___ Supplied data
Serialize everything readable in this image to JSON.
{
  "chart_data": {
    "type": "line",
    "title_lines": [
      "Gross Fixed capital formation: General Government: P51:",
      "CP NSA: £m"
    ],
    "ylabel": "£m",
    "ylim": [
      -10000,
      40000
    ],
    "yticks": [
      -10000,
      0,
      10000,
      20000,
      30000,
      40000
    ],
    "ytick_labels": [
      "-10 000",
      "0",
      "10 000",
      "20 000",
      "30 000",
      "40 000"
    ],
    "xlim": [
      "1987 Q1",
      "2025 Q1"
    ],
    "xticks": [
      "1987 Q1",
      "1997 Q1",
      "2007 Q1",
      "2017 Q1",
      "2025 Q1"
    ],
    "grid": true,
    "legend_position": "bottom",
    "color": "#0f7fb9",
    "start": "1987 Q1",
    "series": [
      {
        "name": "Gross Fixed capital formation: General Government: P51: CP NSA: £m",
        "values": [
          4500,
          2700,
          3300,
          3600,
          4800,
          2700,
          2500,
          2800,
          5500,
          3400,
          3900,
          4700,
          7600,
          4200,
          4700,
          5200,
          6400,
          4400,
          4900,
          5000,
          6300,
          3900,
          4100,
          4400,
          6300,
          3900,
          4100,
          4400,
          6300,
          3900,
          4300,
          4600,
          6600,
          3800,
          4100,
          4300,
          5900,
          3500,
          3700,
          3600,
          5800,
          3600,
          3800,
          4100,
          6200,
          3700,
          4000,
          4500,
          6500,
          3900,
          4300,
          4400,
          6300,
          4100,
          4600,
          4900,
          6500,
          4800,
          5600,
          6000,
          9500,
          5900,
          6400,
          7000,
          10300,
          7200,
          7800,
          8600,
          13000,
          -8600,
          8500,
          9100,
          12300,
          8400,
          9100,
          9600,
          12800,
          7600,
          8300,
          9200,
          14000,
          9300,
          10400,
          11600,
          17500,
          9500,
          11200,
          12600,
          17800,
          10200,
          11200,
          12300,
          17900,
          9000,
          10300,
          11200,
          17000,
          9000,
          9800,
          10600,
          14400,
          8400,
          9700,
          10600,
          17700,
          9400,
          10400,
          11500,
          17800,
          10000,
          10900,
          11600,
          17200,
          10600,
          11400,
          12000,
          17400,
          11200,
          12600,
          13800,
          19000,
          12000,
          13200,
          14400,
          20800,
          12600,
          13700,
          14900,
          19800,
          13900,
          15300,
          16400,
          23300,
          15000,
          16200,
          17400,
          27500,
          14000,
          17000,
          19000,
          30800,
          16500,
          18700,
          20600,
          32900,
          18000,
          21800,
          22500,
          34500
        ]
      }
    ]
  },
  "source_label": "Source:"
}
______
___ Supplied data
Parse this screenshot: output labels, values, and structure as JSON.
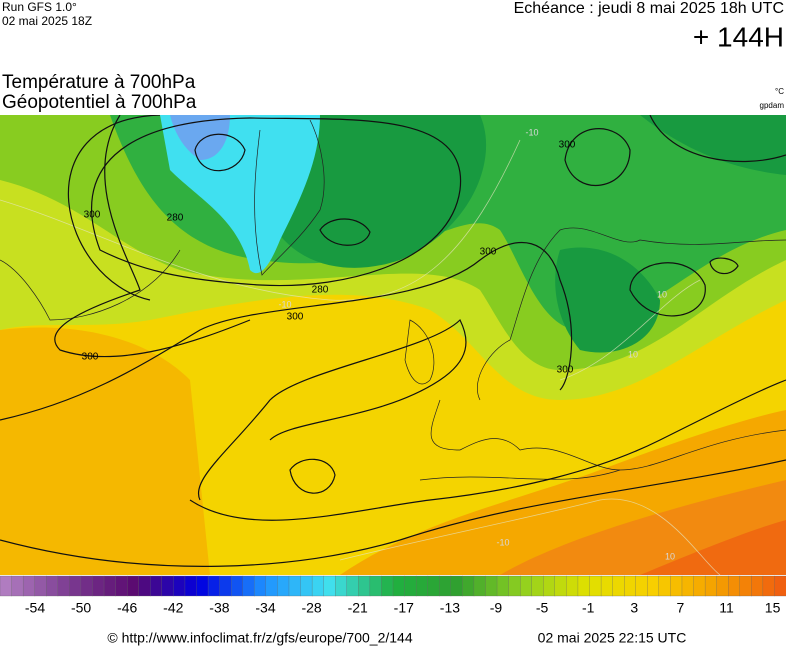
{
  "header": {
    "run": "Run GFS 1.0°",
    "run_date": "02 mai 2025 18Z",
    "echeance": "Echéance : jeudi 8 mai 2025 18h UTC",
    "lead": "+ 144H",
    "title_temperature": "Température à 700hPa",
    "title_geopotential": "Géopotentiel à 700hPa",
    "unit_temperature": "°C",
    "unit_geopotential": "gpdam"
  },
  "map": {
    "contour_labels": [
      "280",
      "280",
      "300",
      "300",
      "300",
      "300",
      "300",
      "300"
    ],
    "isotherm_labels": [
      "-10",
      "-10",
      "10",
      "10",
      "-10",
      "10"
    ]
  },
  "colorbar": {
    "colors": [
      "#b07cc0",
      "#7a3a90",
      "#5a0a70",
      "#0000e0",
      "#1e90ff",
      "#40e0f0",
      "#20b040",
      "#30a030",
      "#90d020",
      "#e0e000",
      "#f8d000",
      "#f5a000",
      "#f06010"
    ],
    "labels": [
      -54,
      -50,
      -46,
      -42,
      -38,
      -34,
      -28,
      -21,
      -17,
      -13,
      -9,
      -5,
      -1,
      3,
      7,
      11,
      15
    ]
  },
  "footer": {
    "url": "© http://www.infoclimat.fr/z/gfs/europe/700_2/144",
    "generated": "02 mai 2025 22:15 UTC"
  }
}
______
*What to do*. Pick out each line containing "Fixed" and report it.

*Full answer*.
      "Gross Fixed capital formation: General Government: P51:",
        "name": "Gross Fixed capital formation: General Government: P51: CP NSA: £m",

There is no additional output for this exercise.